Task directions: Select all lines holding the word "kind" from the entries that follow.

Dataset records:
------------------------------------

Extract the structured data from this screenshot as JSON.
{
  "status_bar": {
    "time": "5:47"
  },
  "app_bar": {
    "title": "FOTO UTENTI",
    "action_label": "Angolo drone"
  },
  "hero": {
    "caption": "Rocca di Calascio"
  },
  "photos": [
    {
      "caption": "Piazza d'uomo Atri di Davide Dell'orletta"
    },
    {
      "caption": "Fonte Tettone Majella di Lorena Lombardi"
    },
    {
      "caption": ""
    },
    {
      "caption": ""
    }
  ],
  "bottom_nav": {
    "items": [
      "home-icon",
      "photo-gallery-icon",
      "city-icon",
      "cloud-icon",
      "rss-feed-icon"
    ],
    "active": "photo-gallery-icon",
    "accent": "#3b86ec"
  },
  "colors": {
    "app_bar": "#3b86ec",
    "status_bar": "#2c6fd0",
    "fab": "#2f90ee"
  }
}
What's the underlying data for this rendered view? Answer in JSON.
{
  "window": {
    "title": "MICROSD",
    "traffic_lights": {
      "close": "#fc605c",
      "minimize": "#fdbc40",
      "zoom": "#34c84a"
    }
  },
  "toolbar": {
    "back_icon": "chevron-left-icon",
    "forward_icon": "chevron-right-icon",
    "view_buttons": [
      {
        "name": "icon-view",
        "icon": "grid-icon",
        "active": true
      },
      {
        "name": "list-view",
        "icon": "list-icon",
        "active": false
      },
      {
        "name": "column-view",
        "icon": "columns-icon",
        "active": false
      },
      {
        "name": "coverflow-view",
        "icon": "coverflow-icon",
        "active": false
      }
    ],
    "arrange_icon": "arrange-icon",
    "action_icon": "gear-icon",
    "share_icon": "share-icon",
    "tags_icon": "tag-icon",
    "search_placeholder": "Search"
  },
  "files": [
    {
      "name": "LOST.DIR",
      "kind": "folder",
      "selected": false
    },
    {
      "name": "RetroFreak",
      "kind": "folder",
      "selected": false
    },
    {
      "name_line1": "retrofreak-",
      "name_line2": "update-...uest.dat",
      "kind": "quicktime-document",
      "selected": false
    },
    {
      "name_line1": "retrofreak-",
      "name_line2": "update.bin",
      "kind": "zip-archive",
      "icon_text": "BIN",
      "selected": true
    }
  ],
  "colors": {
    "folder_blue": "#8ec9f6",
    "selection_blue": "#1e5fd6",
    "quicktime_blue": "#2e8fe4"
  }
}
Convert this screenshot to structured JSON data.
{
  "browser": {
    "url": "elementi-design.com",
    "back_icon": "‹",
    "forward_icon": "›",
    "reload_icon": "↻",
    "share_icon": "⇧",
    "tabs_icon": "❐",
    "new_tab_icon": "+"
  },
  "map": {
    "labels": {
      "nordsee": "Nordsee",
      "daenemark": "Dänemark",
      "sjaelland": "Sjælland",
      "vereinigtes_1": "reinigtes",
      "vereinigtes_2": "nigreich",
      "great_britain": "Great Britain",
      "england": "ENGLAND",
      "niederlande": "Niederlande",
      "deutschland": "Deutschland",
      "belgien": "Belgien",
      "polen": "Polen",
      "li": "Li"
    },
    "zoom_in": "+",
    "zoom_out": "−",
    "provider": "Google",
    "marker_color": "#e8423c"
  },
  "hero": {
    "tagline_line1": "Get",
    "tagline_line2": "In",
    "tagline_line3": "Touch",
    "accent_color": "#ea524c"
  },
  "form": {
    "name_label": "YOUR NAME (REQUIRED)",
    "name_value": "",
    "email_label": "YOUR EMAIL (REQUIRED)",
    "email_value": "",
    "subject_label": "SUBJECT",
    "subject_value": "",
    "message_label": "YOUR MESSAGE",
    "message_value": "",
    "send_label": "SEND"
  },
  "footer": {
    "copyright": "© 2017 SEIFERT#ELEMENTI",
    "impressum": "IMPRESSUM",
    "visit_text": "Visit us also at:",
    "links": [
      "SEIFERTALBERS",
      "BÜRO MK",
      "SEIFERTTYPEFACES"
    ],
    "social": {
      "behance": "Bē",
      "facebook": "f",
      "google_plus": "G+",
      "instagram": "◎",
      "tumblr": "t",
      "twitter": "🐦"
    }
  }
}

------------------------------------

Task response:
      "kind": "folder",
      "kind": "folder",
      "kind": "quicktime-document",
      "kind": "zip-archive",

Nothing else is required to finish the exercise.